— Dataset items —
────────

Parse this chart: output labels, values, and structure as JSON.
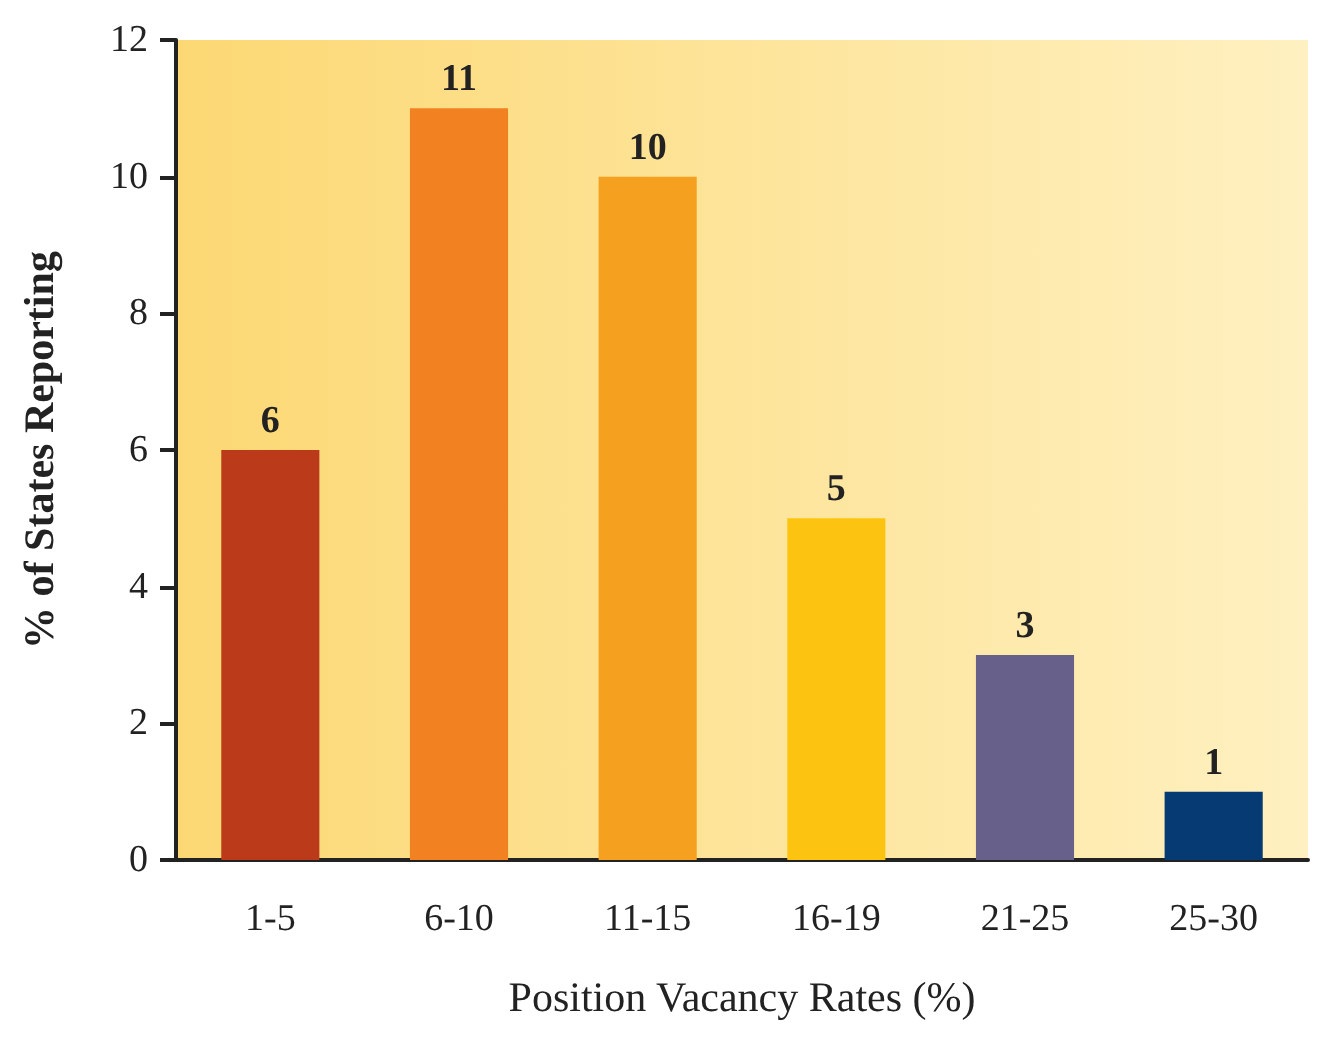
{
  "chart_data": {
    "type": "bar",
    "xlabel": "Position Vacancy Rates (%)",
    "ylabel": "% of States Reporting",
    "categories": [
      "1-5",
      "6-10",
      "11-15",
      "16-19",
      "21-25",
      "25-30"
    ],
    "values": [
      6,
      11,
      10,
      5,
      3,
      1
    ],
    "colors": [
      "#bb3a1a",
      "#f28122",
      "#f5a01e",
      "#fcc410",
      "#66608a",
      "#053a73"
    ],
    "ylim": [
      0,
      12
    ],
    "yticks": [
      0,
      2,
      4,
      6,
      8,
      10,
      12
    ],
    "grid": false,
    "data_labels": true
  }
}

────────

— THE PROBLEM —
Make an exact reproduction of the listing above, without any pictures.

— COMPLETE ANSWER —
Parse this chart: output labels, values, and structure as JSON.
{
  "chart_data": {
    "type": "bar",
    "xlabel": "Position Vacancy Rates (%)",
    "ylabel": "% of States Reporting",
    "categories": [
      "1-5",
      "6-10",
      "11-15",
      "16-19",
      "21-25",
      "25-30"
    ],
    "values": [
      6,
      11,
      10,
      5,
      3,
      1
    ],
    "colors": [
      "#bb3a1a",
      "#f28122",
      "#f5a01e",
      "#fcc410",
      "#66608a",
      "#053a73"
    ],
    "ylim": [
      0,
      12
    ],
    "yticks": [
      0,
      2,
      4,
      6,
      8,
      10,
      12
    ],
    "grid": false,
    "data_labels": true
  }
}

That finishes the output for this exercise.